Задание:
Ответьте на вопросы по тексту для чтения.
(а) Кто, согласно показаниям Штрекенбаха, был противником «окончательного решения»?
(б) В каком месяце и году, по тексту, согласие вермахта на холокост было не так очевидно?
(в) В чьём согласии на убийство детей Гейдрих, по тексту, не мог быть уверен?

Текст для чтения:
####################
Почему Гейдрих не отдал прямой приказ об истреблении евреев, а предпочёл говорить более осторожно? Причины могут быть следующими. Во-первых, руководство СС и СД не было до конца уверено, как подобный приказ будет встречен другими заинтересованными структурами. Мы знаем, что в целом вермахт согласился на холокост и стал его активным соучастником, но в июне 1941-го это было не так очевидно. Кроме того, оппозиция «самым суровым мерам» могла найтись даже в полицейском аппарате. Если верить показаниям высокопоставленного эсэсовца Штрекенбаха, к числу противников «окончательного решения» принадлежал, например, шеф гестапо Генрих Мюллер. Собственно, у Гейдриха не могло быть уверенности, что на убийство детей с лёгкостью согласятся даже Небе и Олендорф. Это склоняло к осторожности и постепенности.
####################
Исходные данные:
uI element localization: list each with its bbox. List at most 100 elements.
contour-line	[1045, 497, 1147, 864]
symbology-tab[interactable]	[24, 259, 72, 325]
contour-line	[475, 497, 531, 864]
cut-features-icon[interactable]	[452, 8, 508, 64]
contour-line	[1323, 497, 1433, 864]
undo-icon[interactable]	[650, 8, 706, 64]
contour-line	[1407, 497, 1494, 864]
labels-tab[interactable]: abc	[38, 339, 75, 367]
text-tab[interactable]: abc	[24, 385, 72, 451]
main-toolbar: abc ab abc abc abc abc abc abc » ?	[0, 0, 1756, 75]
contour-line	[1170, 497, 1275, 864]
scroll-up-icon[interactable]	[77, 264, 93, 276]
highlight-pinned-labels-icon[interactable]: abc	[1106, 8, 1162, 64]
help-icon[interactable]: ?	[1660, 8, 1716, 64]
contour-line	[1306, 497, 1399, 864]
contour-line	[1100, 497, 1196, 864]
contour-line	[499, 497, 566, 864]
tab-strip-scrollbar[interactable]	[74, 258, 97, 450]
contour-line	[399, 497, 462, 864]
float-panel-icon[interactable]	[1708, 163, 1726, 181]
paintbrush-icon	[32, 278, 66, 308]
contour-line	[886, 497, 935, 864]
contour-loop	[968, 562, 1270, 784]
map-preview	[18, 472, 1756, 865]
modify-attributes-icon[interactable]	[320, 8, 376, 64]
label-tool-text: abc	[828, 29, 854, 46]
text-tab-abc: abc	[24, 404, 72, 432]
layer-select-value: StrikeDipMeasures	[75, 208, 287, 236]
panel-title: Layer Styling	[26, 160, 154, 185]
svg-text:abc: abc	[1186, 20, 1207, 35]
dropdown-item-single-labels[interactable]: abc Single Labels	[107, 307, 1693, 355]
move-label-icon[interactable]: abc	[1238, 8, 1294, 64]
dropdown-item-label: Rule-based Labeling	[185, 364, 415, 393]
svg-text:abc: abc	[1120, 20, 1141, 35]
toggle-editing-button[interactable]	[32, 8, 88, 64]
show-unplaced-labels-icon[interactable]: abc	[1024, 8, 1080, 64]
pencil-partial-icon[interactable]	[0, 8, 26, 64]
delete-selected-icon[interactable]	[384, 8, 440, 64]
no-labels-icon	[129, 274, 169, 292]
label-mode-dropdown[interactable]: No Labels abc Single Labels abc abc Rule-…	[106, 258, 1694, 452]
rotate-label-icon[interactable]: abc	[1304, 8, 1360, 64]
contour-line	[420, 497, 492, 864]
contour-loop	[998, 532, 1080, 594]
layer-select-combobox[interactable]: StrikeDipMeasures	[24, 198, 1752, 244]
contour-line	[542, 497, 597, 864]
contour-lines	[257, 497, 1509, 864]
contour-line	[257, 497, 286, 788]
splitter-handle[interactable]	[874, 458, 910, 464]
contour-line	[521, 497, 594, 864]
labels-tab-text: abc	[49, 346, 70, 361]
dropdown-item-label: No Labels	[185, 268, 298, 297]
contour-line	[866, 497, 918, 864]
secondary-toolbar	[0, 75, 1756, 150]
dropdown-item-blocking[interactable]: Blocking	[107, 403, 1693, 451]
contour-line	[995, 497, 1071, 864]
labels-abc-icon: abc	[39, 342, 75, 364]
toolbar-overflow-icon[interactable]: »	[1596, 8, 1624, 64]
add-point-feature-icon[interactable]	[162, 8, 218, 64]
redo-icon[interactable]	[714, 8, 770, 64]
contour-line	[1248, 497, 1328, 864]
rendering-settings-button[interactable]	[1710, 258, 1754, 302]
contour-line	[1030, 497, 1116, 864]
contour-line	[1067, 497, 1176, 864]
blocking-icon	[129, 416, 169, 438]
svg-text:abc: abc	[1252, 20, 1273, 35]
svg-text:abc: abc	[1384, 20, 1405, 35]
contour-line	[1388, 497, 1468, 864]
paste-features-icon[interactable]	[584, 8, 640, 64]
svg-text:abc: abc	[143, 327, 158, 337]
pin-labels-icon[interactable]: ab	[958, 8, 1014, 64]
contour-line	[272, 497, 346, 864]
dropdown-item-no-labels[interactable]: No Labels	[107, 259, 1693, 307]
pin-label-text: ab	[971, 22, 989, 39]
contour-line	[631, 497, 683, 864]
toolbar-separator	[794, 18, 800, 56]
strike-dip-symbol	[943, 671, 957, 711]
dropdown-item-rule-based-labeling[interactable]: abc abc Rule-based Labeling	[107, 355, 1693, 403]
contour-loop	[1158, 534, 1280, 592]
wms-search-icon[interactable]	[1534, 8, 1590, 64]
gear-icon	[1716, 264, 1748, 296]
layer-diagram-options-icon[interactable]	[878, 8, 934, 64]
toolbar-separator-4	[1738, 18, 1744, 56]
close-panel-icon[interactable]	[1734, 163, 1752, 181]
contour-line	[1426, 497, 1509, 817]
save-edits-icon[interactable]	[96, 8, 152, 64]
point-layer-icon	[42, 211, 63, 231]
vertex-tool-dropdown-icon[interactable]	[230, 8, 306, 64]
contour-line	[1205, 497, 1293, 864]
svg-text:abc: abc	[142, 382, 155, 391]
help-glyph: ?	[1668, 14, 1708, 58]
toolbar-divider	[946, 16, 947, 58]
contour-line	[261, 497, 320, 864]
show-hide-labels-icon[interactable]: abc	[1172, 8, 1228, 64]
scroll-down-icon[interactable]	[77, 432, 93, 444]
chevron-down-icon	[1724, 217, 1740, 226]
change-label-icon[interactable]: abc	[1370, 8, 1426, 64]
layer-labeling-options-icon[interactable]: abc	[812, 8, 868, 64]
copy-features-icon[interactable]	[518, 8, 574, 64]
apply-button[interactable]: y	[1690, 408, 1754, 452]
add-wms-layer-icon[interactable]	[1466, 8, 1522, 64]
####################
Выполненное задание:
(а) Шеф гестапо Генрих Мюллер.
(б) В июне 1941 года.
(в) В согласии Небе и Олендорфа.